— BEGIN Provided entries —

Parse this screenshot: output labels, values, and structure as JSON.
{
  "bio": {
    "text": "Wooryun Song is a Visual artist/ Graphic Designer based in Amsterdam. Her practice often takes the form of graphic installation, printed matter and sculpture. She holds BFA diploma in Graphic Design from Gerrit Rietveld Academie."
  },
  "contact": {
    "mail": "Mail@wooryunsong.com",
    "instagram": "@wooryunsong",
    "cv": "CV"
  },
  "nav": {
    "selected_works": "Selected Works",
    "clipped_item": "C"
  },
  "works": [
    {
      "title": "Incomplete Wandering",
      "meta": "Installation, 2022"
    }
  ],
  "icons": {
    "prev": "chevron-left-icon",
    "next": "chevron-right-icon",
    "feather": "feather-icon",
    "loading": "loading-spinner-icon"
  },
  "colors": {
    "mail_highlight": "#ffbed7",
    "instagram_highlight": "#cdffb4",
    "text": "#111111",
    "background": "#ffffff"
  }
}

— END Provided entries —

Output the listing above exactly as it appears.

### Full solution
Parse this screenshot: output labels, values, and structure as JSON.
{
  "bio": {
    "text": "Wooryun Song is a Visual artist/ Graphic Designer based in Amsterdam. Her practice often takes the form of graphic installation, printed matter and sculpture. She holds BFA diploma in Graphic Design from Gerrit Rietveld Academie."
  },
  "contact": {
    "mail": "Mail@wooryunsong.com",
    "instagram": "@wooryunsong",
    "cv": "CV"
  },
  "nav": {
    "selected_works": "Selected Works",
    "clipped_item": "C"
  },
  "works": [
    {
      "title": "Incomplete Wandering",
      "meta": "Installation, 2022"
    }
  ],
  "icons": {
    "prev": "chevron-left-icon",
    "next": "chevron-right-icon",
    "feather": "feather-icon",
    "loading": "loading-spinner-icon"
  },
  "colors": {
    "mail_highlight": "#ffbed7",
    "instagram_highlight": "#cdffb4",
    "text": "#111111",
    "background": "#ffffff"
  }
}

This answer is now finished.